==== Geëxtraheerde gegevens ====

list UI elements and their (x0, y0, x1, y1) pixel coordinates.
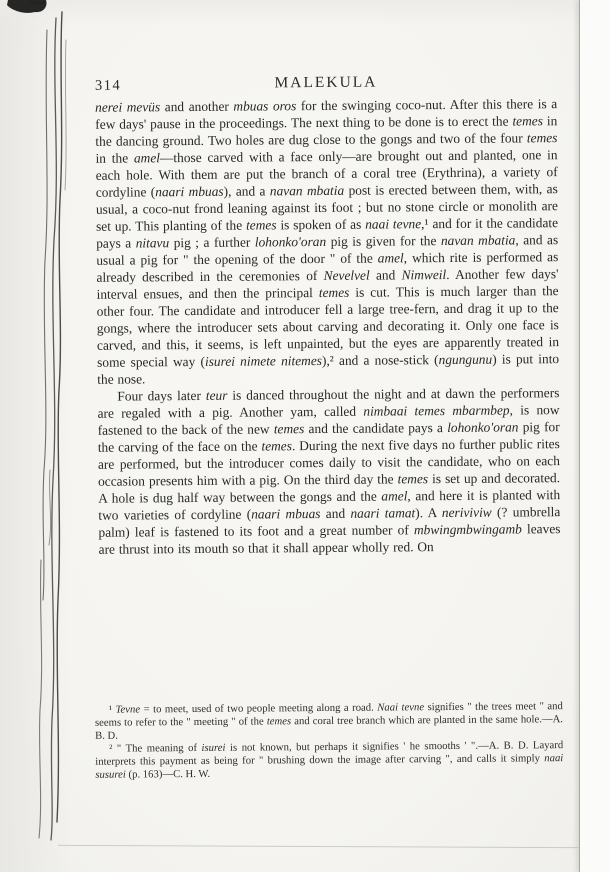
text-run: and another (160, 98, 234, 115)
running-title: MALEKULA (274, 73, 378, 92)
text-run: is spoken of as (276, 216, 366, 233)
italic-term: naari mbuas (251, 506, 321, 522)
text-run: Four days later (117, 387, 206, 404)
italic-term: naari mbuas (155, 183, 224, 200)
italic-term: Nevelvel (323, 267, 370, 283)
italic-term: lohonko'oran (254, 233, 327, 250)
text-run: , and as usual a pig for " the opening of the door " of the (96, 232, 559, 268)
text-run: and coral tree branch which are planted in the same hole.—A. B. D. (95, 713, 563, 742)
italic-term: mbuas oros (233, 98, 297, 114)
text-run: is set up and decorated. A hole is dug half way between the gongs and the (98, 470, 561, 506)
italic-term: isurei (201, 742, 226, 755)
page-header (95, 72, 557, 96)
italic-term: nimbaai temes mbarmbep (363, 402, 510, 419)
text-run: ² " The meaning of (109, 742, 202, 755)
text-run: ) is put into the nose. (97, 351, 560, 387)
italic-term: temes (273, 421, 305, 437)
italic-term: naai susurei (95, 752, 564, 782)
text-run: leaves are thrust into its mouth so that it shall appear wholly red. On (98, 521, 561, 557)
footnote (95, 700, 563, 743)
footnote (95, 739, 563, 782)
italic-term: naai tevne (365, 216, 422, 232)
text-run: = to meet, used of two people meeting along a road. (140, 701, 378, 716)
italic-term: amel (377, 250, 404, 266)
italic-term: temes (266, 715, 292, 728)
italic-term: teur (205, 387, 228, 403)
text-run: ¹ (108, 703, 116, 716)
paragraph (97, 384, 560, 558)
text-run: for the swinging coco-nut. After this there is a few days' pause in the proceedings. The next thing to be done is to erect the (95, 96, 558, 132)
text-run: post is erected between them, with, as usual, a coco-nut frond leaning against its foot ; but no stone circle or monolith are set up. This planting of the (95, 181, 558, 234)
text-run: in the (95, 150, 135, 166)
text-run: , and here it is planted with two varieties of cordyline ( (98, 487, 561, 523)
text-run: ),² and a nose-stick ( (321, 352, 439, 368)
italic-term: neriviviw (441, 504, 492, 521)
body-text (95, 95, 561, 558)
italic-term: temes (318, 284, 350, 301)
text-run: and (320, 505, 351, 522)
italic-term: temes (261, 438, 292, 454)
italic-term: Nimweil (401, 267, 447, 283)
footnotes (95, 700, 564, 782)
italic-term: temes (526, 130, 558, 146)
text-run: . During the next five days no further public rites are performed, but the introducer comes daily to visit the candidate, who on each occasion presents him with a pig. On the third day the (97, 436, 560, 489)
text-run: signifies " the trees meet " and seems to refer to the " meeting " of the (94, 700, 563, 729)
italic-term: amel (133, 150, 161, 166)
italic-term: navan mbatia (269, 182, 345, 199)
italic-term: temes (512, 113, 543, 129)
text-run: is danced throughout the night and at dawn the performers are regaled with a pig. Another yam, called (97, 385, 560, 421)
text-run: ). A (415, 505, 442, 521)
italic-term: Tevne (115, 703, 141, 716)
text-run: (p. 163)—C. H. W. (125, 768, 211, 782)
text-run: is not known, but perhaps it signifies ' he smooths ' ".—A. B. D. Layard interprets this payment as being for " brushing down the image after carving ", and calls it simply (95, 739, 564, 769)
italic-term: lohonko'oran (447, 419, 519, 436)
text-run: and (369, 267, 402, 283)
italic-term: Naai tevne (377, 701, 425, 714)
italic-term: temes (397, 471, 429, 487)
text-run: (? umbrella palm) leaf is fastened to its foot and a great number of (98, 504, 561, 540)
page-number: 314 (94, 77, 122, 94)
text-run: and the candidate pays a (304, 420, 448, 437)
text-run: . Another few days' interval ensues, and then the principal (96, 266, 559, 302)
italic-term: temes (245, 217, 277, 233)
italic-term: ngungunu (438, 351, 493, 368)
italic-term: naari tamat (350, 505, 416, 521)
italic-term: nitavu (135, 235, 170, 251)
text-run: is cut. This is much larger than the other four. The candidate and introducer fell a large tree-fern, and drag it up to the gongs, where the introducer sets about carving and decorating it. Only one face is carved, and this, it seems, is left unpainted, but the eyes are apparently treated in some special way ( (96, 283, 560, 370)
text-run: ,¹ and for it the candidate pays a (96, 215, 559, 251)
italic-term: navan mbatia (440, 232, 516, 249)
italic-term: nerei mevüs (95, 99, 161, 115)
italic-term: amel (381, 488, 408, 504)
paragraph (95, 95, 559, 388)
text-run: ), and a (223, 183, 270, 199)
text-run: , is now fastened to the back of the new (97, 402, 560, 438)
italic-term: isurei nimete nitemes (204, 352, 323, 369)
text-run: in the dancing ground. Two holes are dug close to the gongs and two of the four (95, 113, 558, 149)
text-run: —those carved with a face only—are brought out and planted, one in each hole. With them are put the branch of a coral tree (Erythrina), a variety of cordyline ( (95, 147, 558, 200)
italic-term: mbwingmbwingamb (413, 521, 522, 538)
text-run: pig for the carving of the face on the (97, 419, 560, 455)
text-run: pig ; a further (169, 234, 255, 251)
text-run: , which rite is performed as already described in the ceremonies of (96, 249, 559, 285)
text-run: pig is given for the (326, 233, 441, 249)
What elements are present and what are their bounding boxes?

====
==== Geëxtraheerde gegevens ====

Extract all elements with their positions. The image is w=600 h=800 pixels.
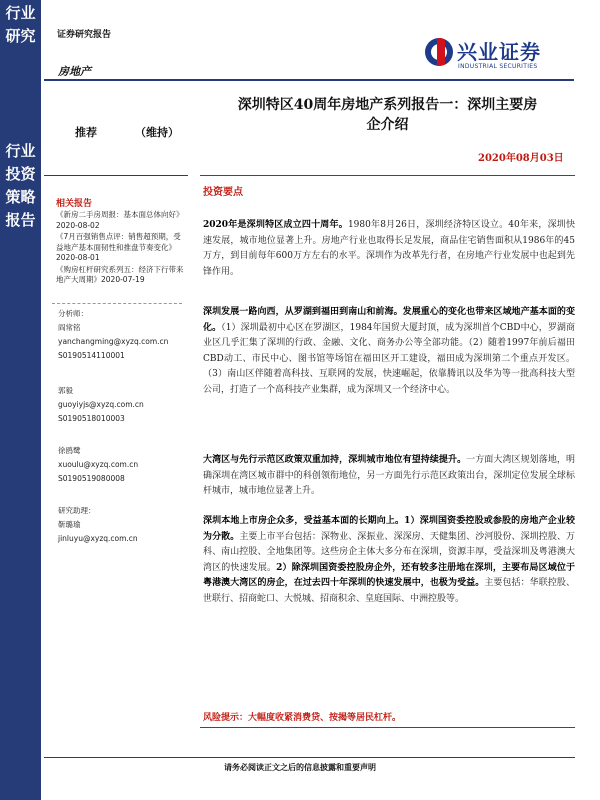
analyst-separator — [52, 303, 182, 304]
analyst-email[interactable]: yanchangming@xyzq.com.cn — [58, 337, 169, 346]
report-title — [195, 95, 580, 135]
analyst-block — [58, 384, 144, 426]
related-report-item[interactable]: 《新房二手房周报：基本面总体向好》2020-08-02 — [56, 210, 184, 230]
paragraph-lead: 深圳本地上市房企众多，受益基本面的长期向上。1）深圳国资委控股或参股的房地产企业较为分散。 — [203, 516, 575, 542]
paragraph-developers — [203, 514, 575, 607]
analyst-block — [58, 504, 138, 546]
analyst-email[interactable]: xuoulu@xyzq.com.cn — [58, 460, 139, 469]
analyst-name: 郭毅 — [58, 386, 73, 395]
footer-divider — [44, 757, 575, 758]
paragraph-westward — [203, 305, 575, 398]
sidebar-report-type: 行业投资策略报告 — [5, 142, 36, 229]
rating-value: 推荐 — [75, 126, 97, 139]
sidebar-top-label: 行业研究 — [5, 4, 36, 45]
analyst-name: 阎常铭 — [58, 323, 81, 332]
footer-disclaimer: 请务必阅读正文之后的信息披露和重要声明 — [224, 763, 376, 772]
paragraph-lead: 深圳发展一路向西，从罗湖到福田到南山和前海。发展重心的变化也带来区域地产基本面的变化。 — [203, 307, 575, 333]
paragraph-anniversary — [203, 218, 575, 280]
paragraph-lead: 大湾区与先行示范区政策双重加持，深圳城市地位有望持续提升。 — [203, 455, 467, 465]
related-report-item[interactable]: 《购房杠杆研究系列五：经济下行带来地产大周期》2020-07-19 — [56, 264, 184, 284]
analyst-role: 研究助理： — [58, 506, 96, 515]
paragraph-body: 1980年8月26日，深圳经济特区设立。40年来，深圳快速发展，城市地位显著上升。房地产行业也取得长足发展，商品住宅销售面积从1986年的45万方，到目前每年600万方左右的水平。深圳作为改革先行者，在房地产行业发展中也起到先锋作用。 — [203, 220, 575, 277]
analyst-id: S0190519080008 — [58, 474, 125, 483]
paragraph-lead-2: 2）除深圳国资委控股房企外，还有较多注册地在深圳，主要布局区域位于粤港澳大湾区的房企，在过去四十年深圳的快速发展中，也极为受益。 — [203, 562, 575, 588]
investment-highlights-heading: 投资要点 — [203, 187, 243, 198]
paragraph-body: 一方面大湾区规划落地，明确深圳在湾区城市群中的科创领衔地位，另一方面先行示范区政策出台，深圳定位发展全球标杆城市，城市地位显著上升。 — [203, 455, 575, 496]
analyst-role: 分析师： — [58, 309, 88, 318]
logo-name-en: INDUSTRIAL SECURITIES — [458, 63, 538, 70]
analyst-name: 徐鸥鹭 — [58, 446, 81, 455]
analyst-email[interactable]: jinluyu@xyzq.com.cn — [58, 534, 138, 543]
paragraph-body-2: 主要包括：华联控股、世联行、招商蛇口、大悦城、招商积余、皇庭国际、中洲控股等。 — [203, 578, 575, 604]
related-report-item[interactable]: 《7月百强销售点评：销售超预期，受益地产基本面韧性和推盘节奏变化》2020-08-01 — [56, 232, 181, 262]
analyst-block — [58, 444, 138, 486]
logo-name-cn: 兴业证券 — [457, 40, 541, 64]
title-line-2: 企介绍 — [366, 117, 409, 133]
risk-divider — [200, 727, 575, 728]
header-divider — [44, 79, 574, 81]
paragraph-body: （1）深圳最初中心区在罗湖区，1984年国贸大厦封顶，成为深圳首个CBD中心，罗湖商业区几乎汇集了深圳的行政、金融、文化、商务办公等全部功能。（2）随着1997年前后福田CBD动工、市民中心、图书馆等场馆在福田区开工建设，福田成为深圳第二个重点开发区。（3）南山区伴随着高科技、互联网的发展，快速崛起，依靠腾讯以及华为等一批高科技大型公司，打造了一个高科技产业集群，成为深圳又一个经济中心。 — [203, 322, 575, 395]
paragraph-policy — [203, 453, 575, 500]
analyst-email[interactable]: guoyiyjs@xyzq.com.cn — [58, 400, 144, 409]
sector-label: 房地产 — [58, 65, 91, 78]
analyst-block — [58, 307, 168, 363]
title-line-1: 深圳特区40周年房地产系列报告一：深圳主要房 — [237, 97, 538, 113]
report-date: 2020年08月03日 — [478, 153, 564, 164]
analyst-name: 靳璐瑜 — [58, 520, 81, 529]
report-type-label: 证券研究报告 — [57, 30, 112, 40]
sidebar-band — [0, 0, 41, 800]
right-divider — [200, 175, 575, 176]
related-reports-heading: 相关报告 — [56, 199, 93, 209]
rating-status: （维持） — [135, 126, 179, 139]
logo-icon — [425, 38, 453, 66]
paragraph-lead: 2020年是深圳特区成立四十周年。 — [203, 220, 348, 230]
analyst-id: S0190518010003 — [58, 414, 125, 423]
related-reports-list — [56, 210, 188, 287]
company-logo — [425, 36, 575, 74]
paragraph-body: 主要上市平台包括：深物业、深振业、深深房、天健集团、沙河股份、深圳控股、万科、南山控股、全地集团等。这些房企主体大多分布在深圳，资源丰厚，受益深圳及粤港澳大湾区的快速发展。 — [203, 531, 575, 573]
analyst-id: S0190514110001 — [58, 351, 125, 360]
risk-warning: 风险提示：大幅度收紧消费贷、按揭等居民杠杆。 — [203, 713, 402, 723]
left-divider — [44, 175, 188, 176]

====
==== Geëxtraheerde gegevens ====

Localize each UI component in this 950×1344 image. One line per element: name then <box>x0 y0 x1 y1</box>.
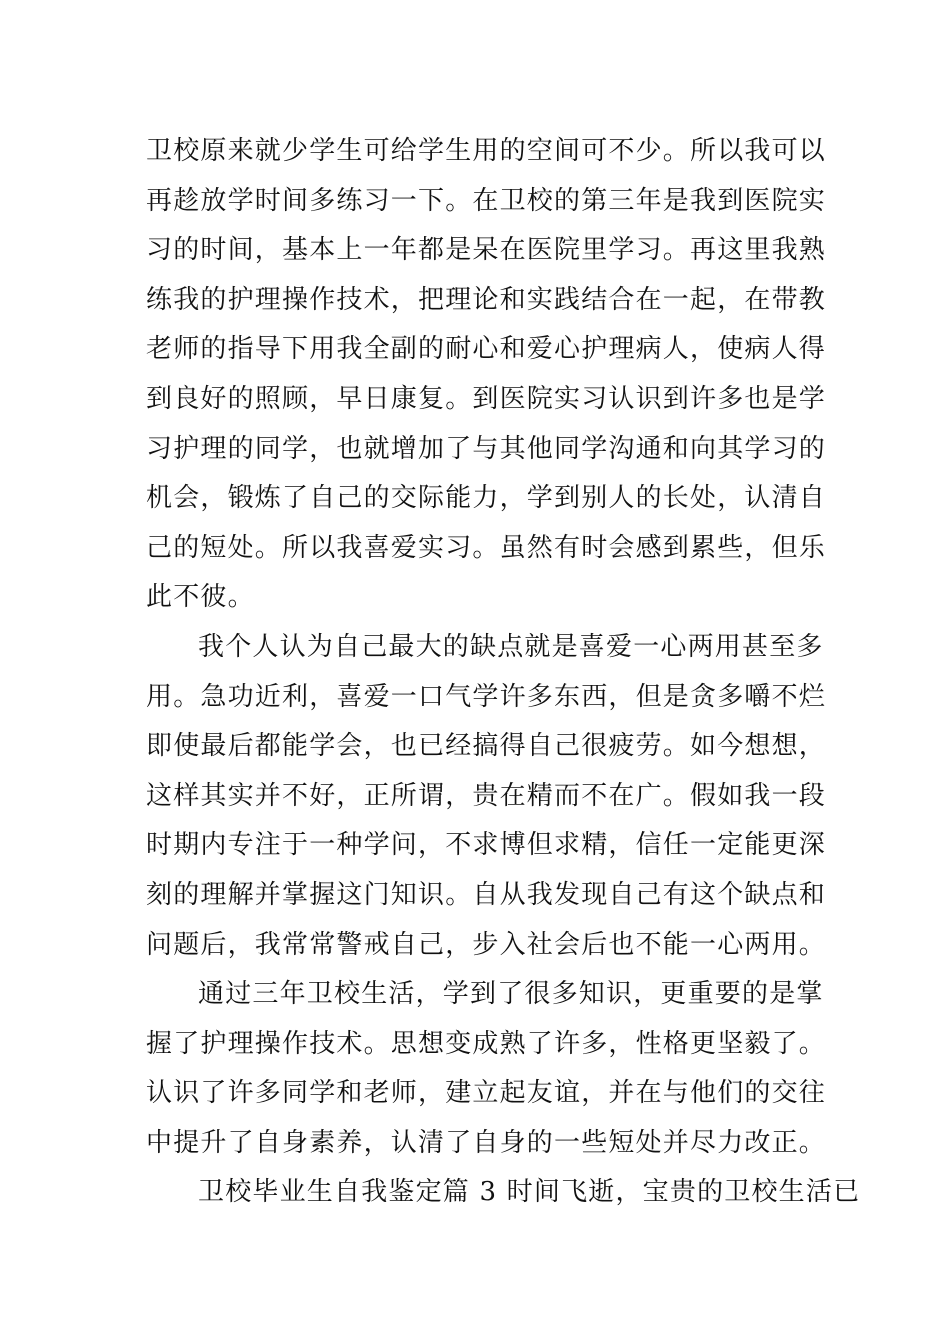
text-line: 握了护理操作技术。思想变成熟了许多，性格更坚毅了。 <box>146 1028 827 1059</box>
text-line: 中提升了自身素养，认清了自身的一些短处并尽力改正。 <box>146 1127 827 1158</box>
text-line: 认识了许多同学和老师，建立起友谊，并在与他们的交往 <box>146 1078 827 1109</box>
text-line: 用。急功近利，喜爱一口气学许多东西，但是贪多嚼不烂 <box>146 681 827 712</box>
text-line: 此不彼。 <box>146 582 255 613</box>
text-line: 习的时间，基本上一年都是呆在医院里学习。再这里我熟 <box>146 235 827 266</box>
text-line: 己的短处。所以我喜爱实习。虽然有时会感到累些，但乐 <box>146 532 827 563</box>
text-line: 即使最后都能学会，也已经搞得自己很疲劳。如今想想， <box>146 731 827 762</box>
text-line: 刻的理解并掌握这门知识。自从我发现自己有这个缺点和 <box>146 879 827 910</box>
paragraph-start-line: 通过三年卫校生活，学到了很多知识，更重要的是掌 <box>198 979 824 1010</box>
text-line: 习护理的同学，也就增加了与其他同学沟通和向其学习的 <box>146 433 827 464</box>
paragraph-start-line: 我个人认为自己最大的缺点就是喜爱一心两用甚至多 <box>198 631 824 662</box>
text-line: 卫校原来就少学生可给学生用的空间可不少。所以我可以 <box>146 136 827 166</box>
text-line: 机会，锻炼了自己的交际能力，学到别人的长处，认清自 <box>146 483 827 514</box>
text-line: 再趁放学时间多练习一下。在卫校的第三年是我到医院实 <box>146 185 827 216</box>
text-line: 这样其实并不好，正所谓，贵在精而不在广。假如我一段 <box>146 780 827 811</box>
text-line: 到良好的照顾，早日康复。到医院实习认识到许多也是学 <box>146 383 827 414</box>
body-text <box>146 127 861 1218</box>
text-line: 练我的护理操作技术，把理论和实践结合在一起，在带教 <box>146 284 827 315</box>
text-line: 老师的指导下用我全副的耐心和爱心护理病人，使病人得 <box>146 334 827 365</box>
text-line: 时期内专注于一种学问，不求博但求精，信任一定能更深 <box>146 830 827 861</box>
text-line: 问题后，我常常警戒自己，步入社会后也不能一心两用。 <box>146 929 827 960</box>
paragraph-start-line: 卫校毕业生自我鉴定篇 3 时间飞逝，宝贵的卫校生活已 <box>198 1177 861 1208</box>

====

= Uit te voeren =
Geef de regels uit de lijst hierboven letterlijk nog eens weer, van de regel met "text-line: 握了护理操作技术。思想变成熟了许多，性格更坚毅了。 <box>146" tot en met de regel met "text-line: 己的短处。所以我喜爱实习。虽然有时会感到累些，但乐 <box>146".

= Resultaat oefening =
text-line: 握了护理操作技术。思想变成熟了许多，性格更坚毅了。 <box>146 1028 827 1059</box>
text-line: 中提升了自身素养，认清了自身的一些短处并尽力改正。 <box>146 1127 827 1158</box>
text-line: 认识了许多同学和老师，建立起友谊，并在与他们的交往 <box>146 1078 827 1109</box>
text-line: 用。急功近利，喜爱一口气学许多东西，但是贪多嚼不烂 <box>146 681 827 712</box>
text-line: 此不彼。 <box>146 582 255 613</box>
text-line: 习的时间，基本上一年都是呆在医院里学习。再这里我熟 <box>146 235 827 266</box>
text-line: 己的短处。所以我喜爱实习。虽然有时会感到累些，但乐 <box>146 532 827 563</box>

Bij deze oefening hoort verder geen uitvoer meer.